■ Explore the material:
1 – In the article on the provincial budget, how much did Saskatoon's mayor say the loss of the SaskPower and SaskEnergy grants could cost the city?
2 – Pick up the article on the provincial budget after its final sentence and continue it.

■ Excerpt:
━━━━━━

It was a victory for the province’s cities that no changes were made to municipal revenue sharing in the 2017-18 budget.
But it was a short-lived victory, as another costly change was found.
The province is doing away with the grants that SaskPower and SaskEnergy pay cities in lieu of property taxes.
“It’s going to affect 13 cities across the province, but Saskatoon and Regina most significantly, the cities that have seen the most growth and absorbed the most new population, the most new job growth and it’s an immediate challenge we’re going to have to figure out,” Saskatoon Mayor Charlie Clark said Wednesday.
Clark said that will potentially cost Saskatoon $10 or $11 million, which he said was equivalent to how much it costs to run all of the city’s recreational facilities.
“These are big chunks of our budget, major operations that we try to keep going that we now have to find the equivalent amount of money to deal with it and it’s a real challenge.”
Clark said he wasn’t prepared to say how the city would make up the shortfall.
“You can either raise taxes or cut programs in order to deal with this,” he suggested.
Clark said the municipal governments were blindsided by the news.
“The biggest frustration is that there was no sign of this, no warning,” he said. “We’ve been engaged with the government on all these different issues around the budget – revenue sharing, Meewasin, some of the other items we knew were a concern and this just came out of the blue and we have no time to prepare or plan.”

━━━━━━

■ Data for review:

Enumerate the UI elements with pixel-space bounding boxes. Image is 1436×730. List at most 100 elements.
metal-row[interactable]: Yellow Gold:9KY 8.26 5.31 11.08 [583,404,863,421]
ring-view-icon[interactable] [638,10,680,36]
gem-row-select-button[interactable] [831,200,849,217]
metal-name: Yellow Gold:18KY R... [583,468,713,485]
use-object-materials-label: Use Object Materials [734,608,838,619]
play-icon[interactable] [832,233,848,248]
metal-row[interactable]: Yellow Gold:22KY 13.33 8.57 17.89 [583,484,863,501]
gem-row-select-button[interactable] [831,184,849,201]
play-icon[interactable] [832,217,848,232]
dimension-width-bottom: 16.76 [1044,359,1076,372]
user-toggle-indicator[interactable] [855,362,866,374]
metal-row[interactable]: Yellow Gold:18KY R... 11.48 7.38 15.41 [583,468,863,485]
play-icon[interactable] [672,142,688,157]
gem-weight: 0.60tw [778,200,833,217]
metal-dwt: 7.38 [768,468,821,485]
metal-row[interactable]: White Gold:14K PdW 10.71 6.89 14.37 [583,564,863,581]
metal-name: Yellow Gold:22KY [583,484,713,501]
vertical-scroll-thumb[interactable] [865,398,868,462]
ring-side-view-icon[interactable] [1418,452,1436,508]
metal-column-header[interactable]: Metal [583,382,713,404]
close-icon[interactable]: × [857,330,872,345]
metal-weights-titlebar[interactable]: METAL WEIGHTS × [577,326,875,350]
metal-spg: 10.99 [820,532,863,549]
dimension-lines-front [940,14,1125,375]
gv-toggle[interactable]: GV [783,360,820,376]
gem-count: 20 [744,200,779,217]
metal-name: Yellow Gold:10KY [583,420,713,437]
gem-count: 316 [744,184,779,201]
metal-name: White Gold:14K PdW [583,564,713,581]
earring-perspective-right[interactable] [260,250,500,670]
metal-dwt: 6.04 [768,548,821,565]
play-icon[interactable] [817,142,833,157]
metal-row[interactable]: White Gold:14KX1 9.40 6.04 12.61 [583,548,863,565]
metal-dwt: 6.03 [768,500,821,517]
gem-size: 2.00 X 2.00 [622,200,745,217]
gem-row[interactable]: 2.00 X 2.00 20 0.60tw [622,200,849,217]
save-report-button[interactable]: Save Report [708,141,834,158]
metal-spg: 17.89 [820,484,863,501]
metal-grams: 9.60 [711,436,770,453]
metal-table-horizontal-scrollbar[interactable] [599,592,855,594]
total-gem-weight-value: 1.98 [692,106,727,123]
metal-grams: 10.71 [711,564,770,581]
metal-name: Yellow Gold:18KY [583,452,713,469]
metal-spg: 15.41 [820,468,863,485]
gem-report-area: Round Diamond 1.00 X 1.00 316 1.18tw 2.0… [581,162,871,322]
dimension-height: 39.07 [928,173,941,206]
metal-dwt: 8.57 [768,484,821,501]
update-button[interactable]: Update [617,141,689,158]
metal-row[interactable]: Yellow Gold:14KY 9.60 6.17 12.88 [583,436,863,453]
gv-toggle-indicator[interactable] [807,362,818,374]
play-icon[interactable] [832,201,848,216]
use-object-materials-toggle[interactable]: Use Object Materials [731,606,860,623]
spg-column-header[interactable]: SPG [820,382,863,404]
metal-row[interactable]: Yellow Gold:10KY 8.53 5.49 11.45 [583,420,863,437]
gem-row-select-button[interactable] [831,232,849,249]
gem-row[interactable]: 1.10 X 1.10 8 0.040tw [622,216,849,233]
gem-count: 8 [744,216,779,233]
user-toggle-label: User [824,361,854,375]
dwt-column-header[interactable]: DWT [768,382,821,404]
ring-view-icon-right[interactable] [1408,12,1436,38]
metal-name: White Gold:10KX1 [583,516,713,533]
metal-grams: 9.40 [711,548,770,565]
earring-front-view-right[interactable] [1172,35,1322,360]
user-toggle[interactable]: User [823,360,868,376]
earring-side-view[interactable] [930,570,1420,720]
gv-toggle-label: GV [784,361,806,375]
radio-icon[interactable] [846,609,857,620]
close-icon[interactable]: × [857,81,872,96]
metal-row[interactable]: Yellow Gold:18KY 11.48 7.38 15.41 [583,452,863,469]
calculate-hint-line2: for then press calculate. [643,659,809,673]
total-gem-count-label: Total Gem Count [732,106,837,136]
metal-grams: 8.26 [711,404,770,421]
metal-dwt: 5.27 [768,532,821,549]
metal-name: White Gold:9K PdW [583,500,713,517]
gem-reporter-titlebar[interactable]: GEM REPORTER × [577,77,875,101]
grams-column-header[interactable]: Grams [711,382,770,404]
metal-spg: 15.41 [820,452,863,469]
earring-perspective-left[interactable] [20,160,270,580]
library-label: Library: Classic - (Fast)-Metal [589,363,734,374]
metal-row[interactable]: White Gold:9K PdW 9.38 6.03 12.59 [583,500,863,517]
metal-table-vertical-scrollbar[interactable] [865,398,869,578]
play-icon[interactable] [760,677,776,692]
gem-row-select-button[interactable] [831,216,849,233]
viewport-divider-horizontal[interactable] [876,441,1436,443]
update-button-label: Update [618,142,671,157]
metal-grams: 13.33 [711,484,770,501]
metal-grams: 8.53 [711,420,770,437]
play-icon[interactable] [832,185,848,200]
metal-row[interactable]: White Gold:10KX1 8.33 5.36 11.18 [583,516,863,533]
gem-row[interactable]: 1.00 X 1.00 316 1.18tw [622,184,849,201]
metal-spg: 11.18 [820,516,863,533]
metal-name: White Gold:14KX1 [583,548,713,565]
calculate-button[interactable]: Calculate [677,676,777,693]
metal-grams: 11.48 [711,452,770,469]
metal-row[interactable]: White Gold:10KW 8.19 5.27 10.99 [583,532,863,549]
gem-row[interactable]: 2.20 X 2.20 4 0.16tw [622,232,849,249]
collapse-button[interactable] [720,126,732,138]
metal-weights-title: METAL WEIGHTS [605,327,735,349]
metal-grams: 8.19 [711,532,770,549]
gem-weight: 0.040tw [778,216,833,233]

━━━━━━

■ Results in order:
1 – $10 or $11 million

2 –
He also pointed to property taxes already increasing due to a hike in the education tax portion.
Clark said the change to grants in lieu is equivalent to losing 25 per cent in revenue sharing, or a 5.7 per cent property tax increase in Saskatoon alone.
“We’re going to be engaging with the minister, with the premier actually, and talk with him and say, ‘Look, there was no warning here, let’s talk about it further’ and see if there’s a chance to take a different look at it.”
Meewasin’s funding slashed
The Meewasin Valley Authority lost $409,000 from the Ministry of Parks, Culture and Sport.
Clark said that’s another conversation that’s not over.
“We’ve been fighting very hard for Meewasin and we’ll continue to do so,” he said. “Now we need to make sure with this cut we can keep Meewasin going.”
Clark added he’s concerned about potential job cuts to staff – and the quality of life in Saskatoon.
“We’re seeing more recreational opportunities and activities and Meewasin plays a crucial role in preserving the integrity of all that activity for generations to come.”